LIGNES DE DONNÉES.
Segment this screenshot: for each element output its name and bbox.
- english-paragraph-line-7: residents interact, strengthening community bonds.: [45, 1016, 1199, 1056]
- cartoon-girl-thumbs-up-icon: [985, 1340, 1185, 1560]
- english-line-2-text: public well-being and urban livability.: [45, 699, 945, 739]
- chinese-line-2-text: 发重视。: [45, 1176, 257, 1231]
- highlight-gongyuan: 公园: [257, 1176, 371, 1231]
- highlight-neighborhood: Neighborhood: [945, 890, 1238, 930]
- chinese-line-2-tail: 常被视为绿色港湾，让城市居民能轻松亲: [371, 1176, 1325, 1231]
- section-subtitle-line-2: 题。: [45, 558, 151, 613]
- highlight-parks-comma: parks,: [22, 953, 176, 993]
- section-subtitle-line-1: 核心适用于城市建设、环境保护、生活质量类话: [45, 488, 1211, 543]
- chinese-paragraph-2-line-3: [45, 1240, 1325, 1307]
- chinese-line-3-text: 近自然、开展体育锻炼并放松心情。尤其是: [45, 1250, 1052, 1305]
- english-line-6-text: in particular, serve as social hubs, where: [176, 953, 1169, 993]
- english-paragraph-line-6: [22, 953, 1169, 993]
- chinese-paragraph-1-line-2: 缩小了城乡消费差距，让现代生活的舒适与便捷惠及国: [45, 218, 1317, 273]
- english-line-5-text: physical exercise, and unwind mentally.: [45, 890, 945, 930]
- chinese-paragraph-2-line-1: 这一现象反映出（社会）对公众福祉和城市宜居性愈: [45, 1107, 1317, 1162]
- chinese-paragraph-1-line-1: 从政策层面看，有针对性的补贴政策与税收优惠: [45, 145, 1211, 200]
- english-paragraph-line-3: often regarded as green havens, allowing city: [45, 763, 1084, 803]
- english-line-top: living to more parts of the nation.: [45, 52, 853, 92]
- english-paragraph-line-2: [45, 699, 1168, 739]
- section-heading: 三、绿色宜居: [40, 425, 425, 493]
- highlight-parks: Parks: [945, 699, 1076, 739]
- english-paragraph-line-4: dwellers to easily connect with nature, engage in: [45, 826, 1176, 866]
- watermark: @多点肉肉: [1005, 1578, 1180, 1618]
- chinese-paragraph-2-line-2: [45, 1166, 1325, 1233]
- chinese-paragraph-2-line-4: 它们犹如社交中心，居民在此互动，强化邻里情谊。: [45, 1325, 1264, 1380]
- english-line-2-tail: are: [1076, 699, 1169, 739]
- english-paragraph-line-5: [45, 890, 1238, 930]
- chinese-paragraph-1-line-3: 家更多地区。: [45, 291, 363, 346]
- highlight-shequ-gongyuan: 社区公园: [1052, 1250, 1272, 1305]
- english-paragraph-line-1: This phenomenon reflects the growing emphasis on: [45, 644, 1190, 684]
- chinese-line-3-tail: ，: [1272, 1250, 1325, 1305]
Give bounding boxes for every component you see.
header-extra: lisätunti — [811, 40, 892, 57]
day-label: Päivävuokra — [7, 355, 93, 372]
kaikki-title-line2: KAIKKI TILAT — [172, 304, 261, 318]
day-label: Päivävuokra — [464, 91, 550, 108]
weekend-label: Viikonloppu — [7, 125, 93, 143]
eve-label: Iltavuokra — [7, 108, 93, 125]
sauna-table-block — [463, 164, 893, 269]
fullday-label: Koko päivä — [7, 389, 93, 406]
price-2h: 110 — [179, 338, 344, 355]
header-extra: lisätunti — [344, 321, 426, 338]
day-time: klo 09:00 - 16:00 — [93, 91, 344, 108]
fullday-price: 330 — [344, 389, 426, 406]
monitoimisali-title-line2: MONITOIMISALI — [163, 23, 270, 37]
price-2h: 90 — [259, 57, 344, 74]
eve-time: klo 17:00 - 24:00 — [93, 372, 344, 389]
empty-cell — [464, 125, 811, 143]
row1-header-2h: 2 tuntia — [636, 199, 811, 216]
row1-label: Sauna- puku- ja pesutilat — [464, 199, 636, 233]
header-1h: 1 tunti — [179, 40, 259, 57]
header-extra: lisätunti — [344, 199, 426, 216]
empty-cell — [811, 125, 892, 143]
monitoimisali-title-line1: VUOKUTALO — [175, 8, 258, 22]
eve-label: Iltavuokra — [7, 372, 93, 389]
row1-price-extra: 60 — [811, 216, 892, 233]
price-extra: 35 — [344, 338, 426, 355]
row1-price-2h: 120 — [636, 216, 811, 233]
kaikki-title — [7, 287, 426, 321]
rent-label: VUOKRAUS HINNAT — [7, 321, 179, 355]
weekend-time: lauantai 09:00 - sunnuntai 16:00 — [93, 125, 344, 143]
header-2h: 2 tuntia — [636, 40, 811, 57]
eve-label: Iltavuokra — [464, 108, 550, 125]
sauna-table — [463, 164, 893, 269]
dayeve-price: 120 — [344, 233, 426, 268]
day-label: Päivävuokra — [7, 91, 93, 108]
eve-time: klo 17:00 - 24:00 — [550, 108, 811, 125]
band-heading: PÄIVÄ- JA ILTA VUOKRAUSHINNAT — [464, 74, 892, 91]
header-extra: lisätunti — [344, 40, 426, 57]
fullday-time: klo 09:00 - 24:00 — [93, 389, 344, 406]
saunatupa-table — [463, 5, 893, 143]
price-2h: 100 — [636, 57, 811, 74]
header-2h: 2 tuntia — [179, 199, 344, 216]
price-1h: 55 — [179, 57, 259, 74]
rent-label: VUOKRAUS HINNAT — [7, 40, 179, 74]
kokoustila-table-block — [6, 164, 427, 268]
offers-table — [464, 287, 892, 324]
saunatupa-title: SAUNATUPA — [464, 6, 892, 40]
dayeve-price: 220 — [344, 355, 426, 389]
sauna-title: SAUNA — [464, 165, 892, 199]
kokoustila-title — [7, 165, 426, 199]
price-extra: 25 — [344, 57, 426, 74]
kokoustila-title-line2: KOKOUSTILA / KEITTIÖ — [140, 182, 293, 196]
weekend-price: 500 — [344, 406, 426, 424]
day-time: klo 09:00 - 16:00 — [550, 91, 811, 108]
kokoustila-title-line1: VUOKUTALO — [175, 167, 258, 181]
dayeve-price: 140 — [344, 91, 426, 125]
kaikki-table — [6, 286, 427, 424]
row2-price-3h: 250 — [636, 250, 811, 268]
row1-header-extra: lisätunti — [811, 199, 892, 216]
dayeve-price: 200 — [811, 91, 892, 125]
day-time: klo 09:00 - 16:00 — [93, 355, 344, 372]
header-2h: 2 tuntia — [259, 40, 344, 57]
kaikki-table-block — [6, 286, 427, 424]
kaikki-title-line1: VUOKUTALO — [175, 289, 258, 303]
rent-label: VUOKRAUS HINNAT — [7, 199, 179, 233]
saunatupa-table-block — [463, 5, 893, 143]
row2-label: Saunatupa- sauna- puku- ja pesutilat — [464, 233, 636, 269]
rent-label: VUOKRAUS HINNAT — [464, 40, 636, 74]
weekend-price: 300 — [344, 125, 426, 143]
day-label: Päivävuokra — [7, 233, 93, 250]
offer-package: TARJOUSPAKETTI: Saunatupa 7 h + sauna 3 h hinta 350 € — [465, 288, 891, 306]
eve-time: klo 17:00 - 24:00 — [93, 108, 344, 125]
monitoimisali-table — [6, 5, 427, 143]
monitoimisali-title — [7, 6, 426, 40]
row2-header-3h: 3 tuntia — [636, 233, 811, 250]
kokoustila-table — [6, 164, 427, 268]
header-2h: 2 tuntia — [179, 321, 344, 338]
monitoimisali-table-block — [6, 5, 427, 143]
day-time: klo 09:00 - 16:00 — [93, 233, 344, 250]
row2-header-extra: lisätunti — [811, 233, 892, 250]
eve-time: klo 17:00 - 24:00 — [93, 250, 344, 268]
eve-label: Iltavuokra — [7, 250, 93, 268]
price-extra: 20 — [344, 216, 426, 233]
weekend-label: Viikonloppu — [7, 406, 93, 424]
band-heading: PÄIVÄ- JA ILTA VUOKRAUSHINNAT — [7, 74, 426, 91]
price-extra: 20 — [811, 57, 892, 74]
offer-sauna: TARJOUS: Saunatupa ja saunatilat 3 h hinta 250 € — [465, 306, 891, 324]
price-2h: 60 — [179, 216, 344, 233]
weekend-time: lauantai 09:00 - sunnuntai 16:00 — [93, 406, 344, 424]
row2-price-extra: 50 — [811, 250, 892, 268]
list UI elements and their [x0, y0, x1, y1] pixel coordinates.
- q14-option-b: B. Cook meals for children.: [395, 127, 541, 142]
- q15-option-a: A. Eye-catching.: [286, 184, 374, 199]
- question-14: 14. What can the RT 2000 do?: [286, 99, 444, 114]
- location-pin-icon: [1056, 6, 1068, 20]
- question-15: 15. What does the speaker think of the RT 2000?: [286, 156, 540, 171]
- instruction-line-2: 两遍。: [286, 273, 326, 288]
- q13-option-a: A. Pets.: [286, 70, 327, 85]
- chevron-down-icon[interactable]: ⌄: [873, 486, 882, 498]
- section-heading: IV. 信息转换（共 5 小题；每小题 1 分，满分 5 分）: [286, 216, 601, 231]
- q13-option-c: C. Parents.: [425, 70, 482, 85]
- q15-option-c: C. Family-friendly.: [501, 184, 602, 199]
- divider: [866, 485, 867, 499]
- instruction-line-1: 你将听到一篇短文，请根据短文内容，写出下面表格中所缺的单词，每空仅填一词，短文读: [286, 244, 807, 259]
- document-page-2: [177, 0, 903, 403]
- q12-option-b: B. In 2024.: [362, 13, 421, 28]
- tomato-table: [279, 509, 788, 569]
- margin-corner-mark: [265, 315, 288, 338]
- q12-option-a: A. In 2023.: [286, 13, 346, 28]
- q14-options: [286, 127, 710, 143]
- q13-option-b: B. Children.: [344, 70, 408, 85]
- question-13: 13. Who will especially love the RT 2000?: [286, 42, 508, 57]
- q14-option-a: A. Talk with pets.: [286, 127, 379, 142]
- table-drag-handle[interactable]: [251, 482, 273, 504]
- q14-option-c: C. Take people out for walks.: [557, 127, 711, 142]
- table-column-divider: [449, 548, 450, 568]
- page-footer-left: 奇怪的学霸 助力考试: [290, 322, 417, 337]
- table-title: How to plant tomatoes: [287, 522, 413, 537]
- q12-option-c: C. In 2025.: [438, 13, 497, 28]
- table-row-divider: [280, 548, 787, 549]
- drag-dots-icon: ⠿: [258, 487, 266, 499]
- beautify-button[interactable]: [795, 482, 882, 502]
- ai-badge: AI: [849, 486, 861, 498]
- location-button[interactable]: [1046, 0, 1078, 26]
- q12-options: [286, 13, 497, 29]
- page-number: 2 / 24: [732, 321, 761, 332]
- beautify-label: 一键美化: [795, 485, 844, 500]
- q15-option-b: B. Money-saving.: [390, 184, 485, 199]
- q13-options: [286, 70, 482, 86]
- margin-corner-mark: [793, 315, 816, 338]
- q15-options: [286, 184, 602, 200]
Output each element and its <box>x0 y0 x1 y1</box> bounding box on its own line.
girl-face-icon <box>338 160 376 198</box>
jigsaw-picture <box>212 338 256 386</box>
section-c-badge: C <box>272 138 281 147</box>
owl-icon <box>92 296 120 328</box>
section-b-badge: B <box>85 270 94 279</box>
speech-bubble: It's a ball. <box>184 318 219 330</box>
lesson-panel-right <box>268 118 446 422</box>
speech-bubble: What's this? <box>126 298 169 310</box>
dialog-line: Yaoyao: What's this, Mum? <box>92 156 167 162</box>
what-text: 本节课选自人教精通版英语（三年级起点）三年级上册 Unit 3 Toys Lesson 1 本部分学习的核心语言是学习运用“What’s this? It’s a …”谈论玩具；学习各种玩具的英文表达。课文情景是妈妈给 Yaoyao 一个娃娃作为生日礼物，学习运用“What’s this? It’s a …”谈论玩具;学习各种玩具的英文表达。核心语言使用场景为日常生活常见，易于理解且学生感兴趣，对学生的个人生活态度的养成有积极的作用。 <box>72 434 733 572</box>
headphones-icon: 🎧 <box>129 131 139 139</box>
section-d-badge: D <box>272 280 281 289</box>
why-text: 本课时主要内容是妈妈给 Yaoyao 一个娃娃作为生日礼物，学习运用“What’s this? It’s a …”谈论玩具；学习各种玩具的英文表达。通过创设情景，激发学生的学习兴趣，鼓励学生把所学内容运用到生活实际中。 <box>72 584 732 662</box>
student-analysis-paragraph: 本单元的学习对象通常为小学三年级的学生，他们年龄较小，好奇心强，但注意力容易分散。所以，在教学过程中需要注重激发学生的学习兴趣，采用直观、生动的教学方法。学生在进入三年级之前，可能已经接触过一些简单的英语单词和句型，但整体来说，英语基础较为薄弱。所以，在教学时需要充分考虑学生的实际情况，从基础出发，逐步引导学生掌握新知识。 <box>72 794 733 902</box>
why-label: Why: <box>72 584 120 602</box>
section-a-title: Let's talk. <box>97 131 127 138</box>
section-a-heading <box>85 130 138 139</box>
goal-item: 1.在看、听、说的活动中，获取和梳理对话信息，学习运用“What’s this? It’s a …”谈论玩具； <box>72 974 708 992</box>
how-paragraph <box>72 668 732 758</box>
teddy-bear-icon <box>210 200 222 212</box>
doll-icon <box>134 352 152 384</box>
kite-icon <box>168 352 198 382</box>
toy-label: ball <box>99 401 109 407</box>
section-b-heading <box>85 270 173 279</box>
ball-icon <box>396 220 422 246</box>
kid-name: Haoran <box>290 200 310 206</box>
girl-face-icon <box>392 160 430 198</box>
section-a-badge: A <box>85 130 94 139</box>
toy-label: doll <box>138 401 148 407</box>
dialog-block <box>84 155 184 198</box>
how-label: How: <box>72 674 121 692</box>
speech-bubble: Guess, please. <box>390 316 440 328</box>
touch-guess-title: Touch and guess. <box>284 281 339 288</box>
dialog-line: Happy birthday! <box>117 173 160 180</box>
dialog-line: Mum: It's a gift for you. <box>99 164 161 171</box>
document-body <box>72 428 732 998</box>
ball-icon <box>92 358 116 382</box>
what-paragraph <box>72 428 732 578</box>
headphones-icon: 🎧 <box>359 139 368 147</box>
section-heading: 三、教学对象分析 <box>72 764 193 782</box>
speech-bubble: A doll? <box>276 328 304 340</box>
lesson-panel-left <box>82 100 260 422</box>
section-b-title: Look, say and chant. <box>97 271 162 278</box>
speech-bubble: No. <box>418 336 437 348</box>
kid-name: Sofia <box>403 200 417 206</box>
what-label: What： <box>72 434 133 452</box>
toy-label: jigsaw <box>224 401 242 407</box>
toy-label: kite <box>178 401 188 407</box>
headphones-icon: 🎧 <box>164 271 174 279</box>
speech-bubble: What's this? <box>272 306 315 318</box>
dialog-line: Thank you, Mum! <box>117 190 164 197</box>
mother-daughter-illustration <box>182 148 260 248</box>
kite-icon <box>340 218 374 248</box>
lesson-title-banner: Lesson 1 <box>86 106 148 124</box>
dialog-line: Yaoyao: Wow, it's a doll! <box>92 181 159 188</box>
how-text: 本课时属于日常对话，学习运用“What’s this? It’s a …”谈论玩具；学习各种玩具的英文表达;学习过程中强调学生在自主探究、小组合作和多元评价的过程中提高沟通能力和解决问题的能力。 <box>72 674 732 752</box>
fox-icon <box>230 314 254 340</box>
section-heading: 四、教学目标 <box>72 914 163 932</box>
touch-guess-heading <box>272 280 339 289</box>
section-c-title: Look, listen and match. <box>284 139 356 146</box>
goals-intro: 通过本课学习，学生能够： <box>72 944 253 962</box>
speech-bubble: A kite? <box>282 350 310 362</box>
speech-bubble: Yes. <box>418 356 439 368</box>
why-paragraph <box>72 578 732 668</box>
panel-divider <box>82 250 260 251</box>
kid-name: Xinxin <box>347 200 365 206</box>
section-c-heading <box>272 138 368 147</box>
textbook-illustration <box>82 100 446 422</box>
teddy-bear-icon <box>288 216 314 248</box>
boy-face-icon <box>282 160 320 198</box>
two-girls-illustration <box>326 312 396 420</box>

PETIT EXERCICE.
Réécris les entrées depuis la première jusqu'à la ligne qui contient « - section-subtitle-line-2: 题。: [45, 558, 151, 613] », incluse, en changeant « residents » en « citizens ». Ne modifie rien d'autre.

CORRIGÉ.
Segment this screenshot: for each element output its name and bbox.
- english-paragraph-line-7: citizens interact, strengthening community bonds.: [45, 1016, 1199, 1056]
- cartoon-girl-thumbs-up-icon: [985, 1340, 1185, 1560]
- english-line-2-text: public well-being and urban livability.: [45, 699, 945, 739]
- chinese-line-2-text: 发重视。: [45, 1176, 257, 1231]
- highlight-gongyuan: 公园: [257, 1176, 371, 1231]
- highlight-neighborhood: Neighborhood: [945, 890, 1238, 930]
- chinese-line-2-tail: 常被视为绿色港湾，让城市居民能轻松亲: [371, 1176, 1325, 1231]
- section-subtitle-line-2: 题。: [45, 558, 151, 613]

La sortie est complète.